Start

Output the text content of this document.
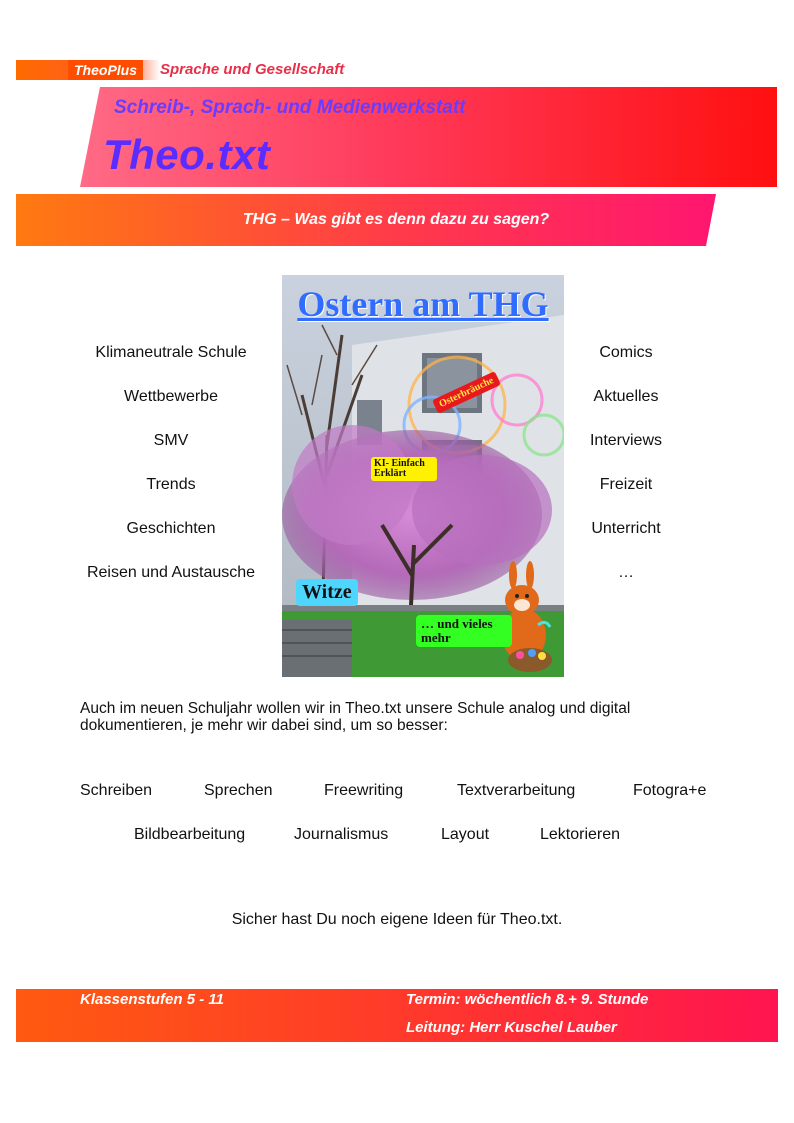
TheoPlus	Sprache und Gesellschaft
Schreib-, Sprach- und Medienwerkstatt
Theo.txt
THG – Was gibt es denn dazu zu sagen?
Klimaneutrale Schule
Wettbewerbe
SMV
Trends
Geschichten
Reisen und Austausche
Comics
Aktuelles
Interviews
Freizeit
Unterricht
…
Ostern am THG
Osterbräuche
KI- Einfach
Erklärt
Witze
… und vieles
mehr
Auch im neuen Schuljahr wollen wir in Theo.txt unsere Schule analog und digital dokumentieren, je mehr wir dabei sind, um so besser:
Schreiben	Sprechen	Freewriting	Textverarbeitung	Fotogra+e
Bildbearbeitung	Journalismus	Layout	Lektorieren
Sicher hast Du noch eigene Ideen für Theo.txt.
Klassenstufen 5 - 11	Termin: wöchentlich 8.+ 9. Stunde
Leitung: Herr Kuschel Lauber
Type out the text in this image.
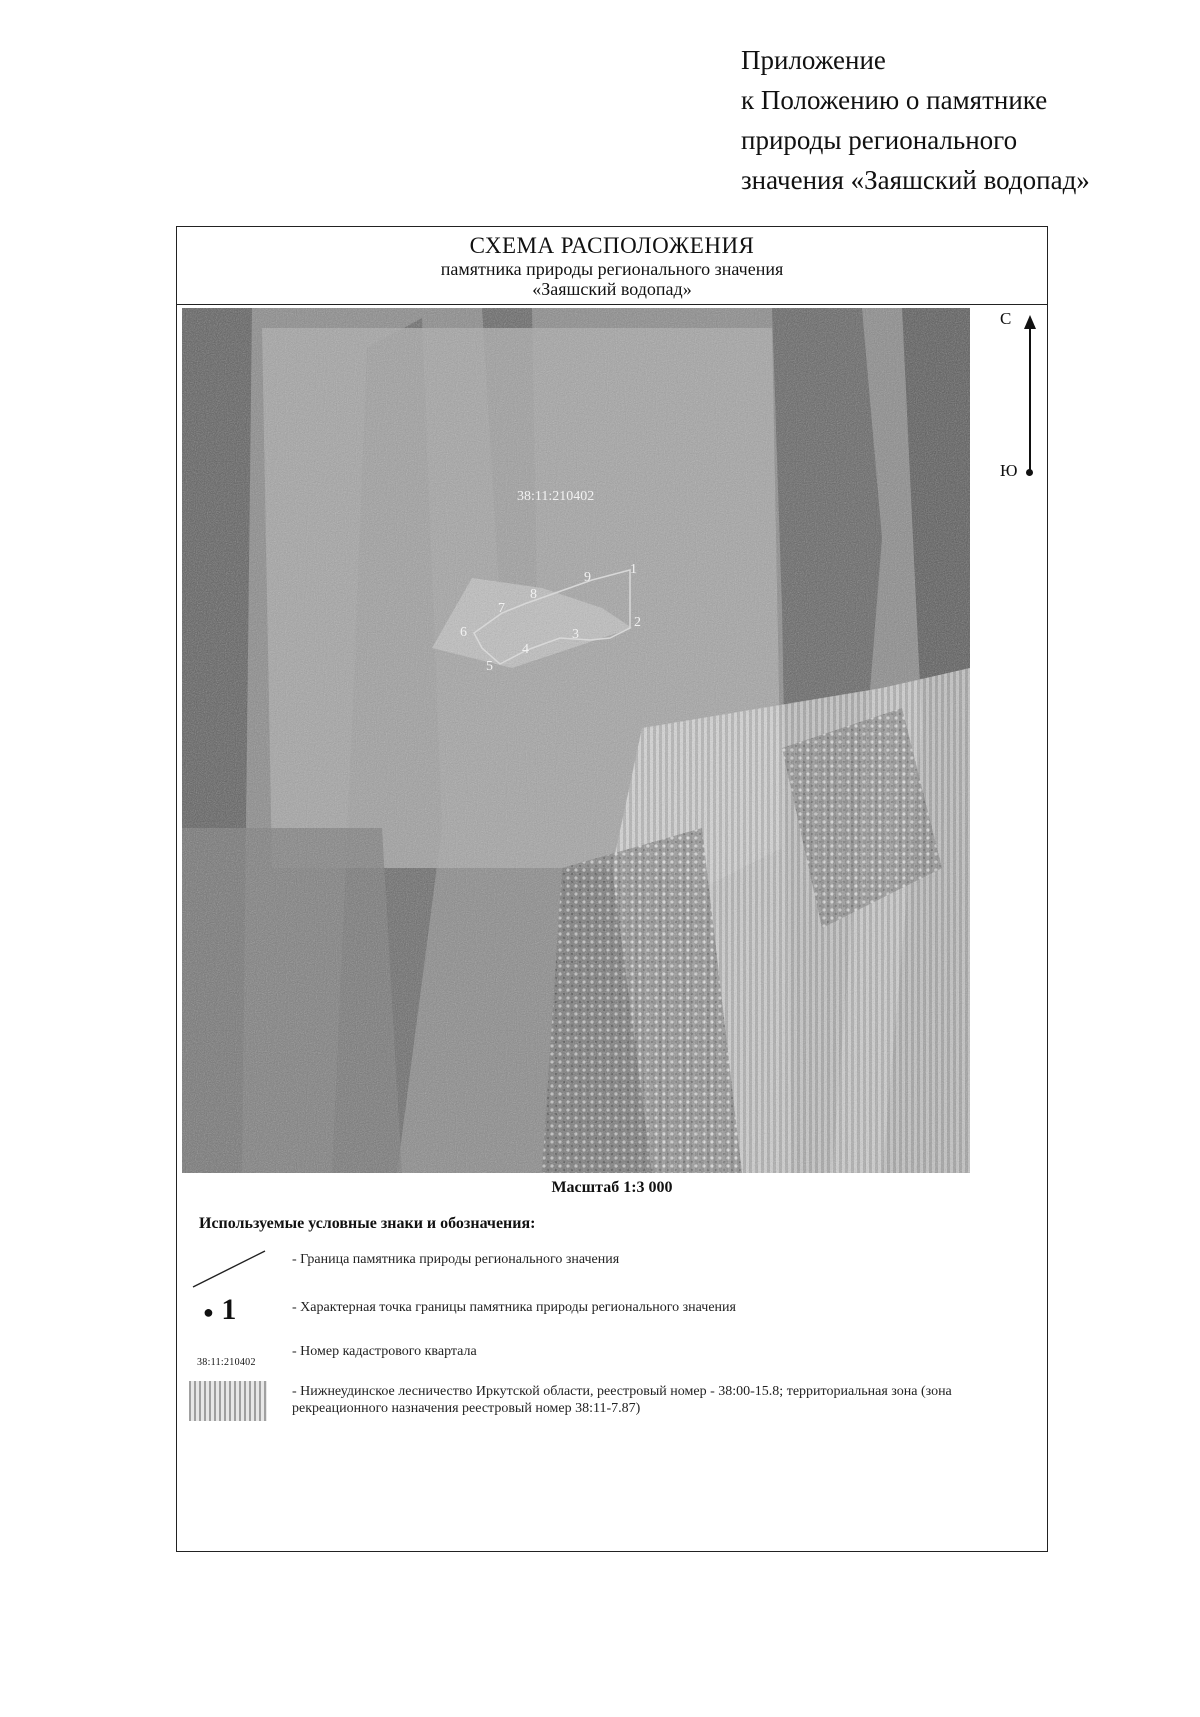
Приложение
к Положению о памятнике
природы регионального
значения «Заяшский водопад»
СХЕМА РАСПОЛОЖЕНИЯ
памятника природы регионального значения
«Заяшский водопад»
38:11:210402
1
2
3
4
5
6
7
8
9
С
Ю
Масштаб 1:3 000
Используемые условные знаки и обозначения:
- Граница памятника природы регионального значения
● 1	- Характерная точка границы памятника природы регионального значения
38:11:210402
- Номер кадастрового квартала
- Нижнеудинское лесничество Иркутской области, реестровый номер - 38:00-15.8; территориальная зона (зона рекреационного назначения реестровый номер 38:11-7.87)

End

(DIRECTIONS FOR THIS TASK): Everything from the line containing "Type out the text in this image." through the last line of the entries is to be output exactly as written, minus any pictures.

(EXPECTED ANSWER):
Type out the text in this image.
Приложение
к Положению о памятнике
природы регионального
значения «Заяшский водопад»
СХЕМА РАСПОЛОЖЕНИЯ
памятника природы регионального значения
«Заяшский водопад»
38:11:210402
1
2
3
4
5
6
7
8
9
С
Ю
Масштаб 1:3 000
Используемые условные знаки и обозначения:
- Граница памятника природы регионального значения
● 1	- Характерная точка границы памятника природы регионального значения
38:11:210402
- Номер кадастрового квартала
- Нижнеудинское лесничество Иркутской области, реестровый номер - 38:00-15.8; территориальная зона (зона рекреационного назначения реестровый номер 38:11-7.87)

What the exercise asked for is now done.